• [Objective]: Quote each record exactly, please, leaving none out.

____________

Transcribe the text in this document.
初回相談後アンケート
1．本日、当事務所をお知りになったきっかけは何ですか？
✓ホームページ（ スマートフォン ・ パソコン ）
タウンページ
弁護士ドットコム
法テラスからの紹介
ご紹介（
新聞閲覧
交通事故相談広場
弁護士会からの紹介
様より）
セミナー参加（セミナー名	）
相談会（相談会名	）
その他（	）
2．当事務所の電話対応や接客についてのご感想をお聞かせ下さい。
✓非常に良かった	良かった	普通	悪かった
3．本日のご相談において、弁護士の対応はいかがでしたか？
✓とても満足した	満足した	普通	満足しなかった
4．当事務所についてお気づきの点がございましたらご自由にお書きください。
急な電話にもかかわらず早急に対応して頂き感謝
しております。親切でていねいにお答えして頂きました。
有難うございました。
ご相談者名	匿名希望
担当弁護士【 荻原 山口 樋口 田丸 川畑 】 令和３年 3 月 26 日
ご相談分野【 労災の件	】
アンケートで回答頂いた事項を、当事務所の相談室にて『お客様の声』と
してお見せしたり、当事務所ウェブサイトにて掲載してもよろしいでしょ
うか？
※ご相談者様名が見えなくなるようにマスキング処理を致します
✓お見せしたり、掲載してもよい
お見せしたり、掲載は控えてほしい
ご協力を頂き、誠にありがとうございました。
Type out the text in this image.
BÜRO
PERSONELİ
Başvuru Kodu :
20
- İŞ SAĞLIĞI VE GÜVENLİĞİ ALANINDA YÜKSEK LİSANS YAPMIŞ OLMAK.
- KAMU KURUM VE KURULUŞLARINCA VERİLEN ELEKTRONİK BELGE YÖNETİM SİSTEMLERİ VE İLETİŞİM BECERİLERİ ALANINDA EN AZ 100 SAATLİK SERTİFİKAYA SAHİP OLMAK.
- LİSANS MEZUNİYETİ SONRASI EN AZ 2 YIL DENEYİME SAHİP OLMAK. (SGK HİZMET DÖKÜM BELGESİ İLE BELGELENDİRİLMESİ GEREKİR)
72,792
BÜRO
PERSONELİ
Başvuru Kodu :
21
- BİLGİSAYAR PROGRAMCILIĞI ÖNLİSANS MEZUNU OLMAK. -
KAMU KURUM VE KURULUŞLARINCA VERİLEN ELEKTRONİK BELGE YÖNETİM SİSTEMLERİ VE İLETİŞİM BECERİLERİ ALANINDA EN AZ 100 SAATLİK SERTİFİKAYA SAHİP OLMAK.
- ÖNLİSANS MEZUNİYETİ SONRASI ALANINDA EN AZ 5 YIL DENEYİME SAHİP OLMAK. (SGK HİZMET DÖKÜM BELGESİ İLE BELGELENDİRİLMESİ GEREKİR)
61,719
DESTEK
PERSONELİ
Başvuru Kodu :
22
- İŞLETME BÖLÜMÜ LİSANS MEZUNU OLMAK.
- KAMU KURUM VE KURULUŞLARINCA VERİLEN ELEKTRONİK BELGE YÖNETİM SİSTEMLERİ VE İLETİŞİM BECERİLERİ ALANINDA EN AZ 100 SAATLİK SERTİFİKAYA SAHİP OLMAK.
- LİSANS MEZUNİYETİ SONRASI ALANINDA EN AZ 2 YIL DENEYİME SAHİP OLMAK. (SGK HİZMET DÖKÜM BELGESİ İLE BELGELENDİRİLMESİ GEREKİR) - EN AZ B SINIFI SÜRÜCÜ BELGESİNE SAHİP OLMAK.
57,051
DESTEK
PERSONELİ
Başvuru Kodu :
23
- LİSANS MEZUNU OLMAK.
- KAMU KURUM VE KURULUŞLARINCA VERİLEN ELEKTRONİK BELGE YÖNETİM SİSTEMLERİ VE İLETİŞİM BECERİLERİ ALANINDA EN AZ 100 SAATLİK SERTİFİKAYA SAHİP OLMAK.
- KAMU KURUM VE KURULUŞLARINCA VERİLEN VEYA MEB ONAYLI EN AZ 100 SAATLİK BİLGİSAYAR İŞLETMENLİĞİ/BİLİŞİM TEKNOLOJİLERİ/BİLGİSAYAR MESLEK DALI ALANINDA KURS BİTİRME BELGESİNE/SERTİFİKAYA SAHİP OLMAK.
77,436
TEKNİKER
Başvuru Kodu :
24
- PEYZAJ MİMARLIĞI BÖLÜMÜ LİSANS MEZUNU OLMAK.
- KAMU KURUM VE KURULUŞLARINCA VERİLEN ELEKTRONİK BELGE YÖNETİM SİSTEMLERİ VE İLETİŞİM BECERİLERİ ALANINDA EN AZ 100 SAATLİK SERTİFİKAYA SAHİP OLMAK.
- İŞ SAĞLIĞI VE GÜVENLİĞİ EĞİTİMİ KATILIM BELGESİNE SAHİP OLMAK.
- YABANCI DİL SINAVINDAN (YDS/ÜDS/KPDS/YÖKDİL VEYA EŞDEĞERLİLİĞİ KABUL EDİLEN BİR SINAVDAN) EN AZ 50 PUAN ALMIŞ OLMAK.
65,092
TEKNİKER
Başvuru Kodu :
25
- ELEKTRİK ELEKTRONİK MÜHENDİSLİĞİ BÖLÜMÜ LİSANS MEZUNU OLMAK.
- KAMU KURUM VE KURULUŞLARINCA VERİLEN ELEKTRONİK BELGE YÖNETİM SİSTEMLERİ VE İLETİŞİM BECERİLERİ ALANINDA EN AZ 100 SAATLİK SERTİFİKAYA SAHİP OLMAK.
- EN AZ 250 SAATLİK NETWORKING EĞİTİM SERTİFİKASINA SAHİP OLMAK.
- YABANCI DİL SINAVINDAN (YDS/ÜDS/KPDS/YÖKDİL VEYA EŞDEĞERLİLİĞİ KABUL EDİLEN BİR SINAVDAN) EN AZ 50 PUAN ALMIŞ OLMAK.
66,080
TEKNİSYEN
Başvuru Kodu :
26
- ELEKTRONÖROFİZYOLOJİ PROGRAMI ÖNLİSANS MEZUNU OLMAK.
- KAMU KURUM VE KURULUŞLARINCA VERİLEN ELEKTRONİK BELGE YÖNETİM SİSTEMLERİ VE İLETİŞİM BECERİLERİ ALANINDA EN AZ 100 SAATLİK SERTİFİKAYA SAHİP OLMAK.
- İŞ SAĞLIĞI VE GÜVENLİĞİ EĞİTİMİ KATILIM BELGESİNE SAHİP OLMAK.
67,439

____________

• [Worked solution]:
Transcribe the text in this document.
初回相談後アンケート
1．本日、当事務所をお知りになったきっかけは何ですか？
✓ホームページ（ スマートフォン ・ パソコン ）
タウンページ
弁護士ドットコム
法テラスからの紹介
ご紹介（
新聞閲覧
交通事故相談広場
弁護士会からの紹介
様より）
セミナー参加（セミナー名	）
相談会（相談会名	）
その他（	）
2．当事務所の電話対応や接客についてのご感想をお聞かせ下さい。
✓非常に良かった	良かった	普通	悪かった
3．本日のご相談において、弁護士の対応はいかがでしたか？
✓とても満足した	満足した	普通	満足しなかった
4．当事務所についてお気づきの点がございましたらご自由にお書きください。
急な電話にもかかわらず早急に対応して頂き感謝
しております。親切でていねいにお答えして頂きました。
有難うございました。
ご相談者名	匿名希望
担当弁護士【 荻原 山口 樋口 田丸 川畑 】 令和３年 3 月 26 日
ご相談分野【 労災の件	】
アンケートで回答頂いた事項を、当事務所の相談室にて『お客様の声』と
してお見せしたり、当事務所ウェブサイトにて掲載してもよろしいでしょ
うか？
※ご相談者様名が見えなくなるようにマスキング処理を致します
✓お見せしたり、掲載してもよい
お見せしたり、掲載は控えてほしい
ご協力を頂き、誠にありがとうございました。
Type out the text in this image.
BÜRO
PERSONELİ
Başvuru Kodu :
20
- İŞ SAĞLIĞI VE GÜVENLİĞİ ALANINDA YÜKSEK LİSANS YAPMIŞ OLMAK.
- KAMU KURUM VE KURULUŞLARINCA VERİLEN ELEKTRONİK BELGE YÖNETİM SİSTEMLERİ VE İLETİŞİM BECERİLERİ ALANINDA EN AZ 100 SAATLİK SERTİFİKAYA SAHİP OLMAK.
- LİSANS MEZUNİYETİ SONRASI EN AZ 2 YIL DENEYİME SAHİP OLMAK. (SGK HİZMET DÖKÜM BELGESİ İLE BELGELENDİRİLMESİ GEREKİR)
72,792
BÜRO
PERSONELİ
Başvuru Kodu :
21
- BİLGİSAYAR PROGRAMCILIĞI ÖNLİSANS MEZUNU OLMAK. -
KAMU KURUM VE KURULUŞLARINCA VERİLEN ELEKTRONİK BELGE YÖNETİM SİSTEMLERİ VE İLETİŞİM BECERİLERİ ALANINDA EN AZ 100 SAATLİK SERTİFİKAYA SAHİP OLMAK.
- ÖNLİSANS MEZUNİYETİ SONRASI ALANINDA EN AZ 5 YIL DENEYİME SAHİP OLMAK. (SGK HİZMET DÖKÜM BELGESİ İLE BELGELENDİRİLMESİ GEREKİR)
61,719
DESTEK
PERSONELİ
Başvuru Kodu :
22
- İŞLETME BÖLÜMÜ LİSANS MEZUNU OLMAK.
- KAMU KURUM VE KURULUŞLARINCA VERİLEN ELEKTRONİK BELGE YÖNETİM SİSTEMLERİ VE İLETİŞİM BECERİLERİ ALANINDA EN AZ 100 SAATLİK SERTİFİKAYA SAHİP OLMAK.
- LİSANS MEZUNİYETİ SONRASI ALANINDA EN AZ 2 YIL DENEYİME SAHİP OLMAK. (SGK HİZMET DÖKÜM BELGESİ İLE BELGELENDİRİLMESİ GEREKİR) - EN AZ B SINIFI SÜRÜCÜ BELGESİNE SAHİP OLMAK.
57,051
DESTEK
PERSONELİ
Başvuru Kodu :
23
- LİSANS MEZUNU OLMAK.
- KAMU KURUM VE KURULUŞLARINCA VERİLEN ELEKTRONİK BELGE YÖNETİM SİSTEMLERİ VE İLETİŞİM BECERİLERİ ALANINDA EN AZ 100 SAATLİK SERTİFİKAYA SAHİP OLMAK.
- KAMU KURUM VE KURULUŞLARINCA VERİLEN VEYA MEB ONAYLI EN AZ 100 SAATLİK BİLGİSAYAR İŞLETMENLİĞİ/BİLİŞİM TEKNOLOJİLERİ/BİLGİSAYAR MESLEK DALI ALANINDA KURS BİTİRME BELGESİNE/SERTİFİKAYA SAHİP OLMAK.
77,436
TEKNİKER
Başvuru Kodu :
24
- PEYZAJ MİMARLIĞI BÖLÜMÜ LİSANS MEZUNU OLMAK.
- KAMU KURUM VE KURULUŞLARINCA VERİLEN ELEKTRONİK BELGE YÖNETİM SİSTEMLERİ VE İLETİŞİM BECERİLERİ ALANINDA EN AZ 100 SAATLİK SERTİFİKAYA SAHİP OLMAK.
- İŞ SAĞLIĞI VE GÜVENLİĞİ EĞİTİMİ KATILIM BELGESİNE SAHİP OLMAK.
- YABANCI DİL SINAVINDAN (YDS/ÜDS/KPDS/YÖKDİL VEYA EŞDEĞERLİLİĞİ KABUL EDİLEN BİR SINAVDAN) EN AZ 50 PUAN ALMIŞ OLMAK.
65,092
TEKNİKER
Başvuru Kodu :
25
- ELEKTRİK ELEKTRONİK MÜHENDİSLİĞİ BÖLÜMÜ LİSANS MEZUNU OLMAK.
- KAMU KURUM VE KURULUŞLARINCA VERİLEN ELEKTRONİK BELGE YÖNETİM SİSTEMLERİ VE İLETİŞİM BECERİLERİ ALANINDA EN AZ 100 SAATLİK SERTİFİKAYA SAHİP OLMAK.
- EN AZ 250 SAATLİK NETWORKING EĞİTİM SERTİFİKASINA SAHİP OLMAK.
- YABANCI DİL SINAVINDAN (YDS/ÜDS/KPDS/YÖKDİL VEYA EŞDEĞERLİLİĞİ KABUL EDİLEN BİR SINAVDAN) EN AZ 50 PUAN ALMIŞ OLMAK.
66,080
TEKNİSYEN
Başvuru Kodu :
26
- ELEKTRONÖROFİZYOLOJİ PROGRAMI ÖNLİSANS MEZUNU OLMAK.
- KAMU KURUM VE KURULUŞLARINCA VERİLEN ELEKTRONİK BELGE YÖNETİM SİSTEMLERİ VE İLETİŞİM BECERİLERİ ALANINDA EN AZ 100 SAATLİK SERTİFİKAYA SAHİP OLMAK.
- İŞ SAĞLIĞI VE GÜVENLİĞİ EĞİTİMİ KATILIM BELGESİNE SAHİP OLMAK.
67,439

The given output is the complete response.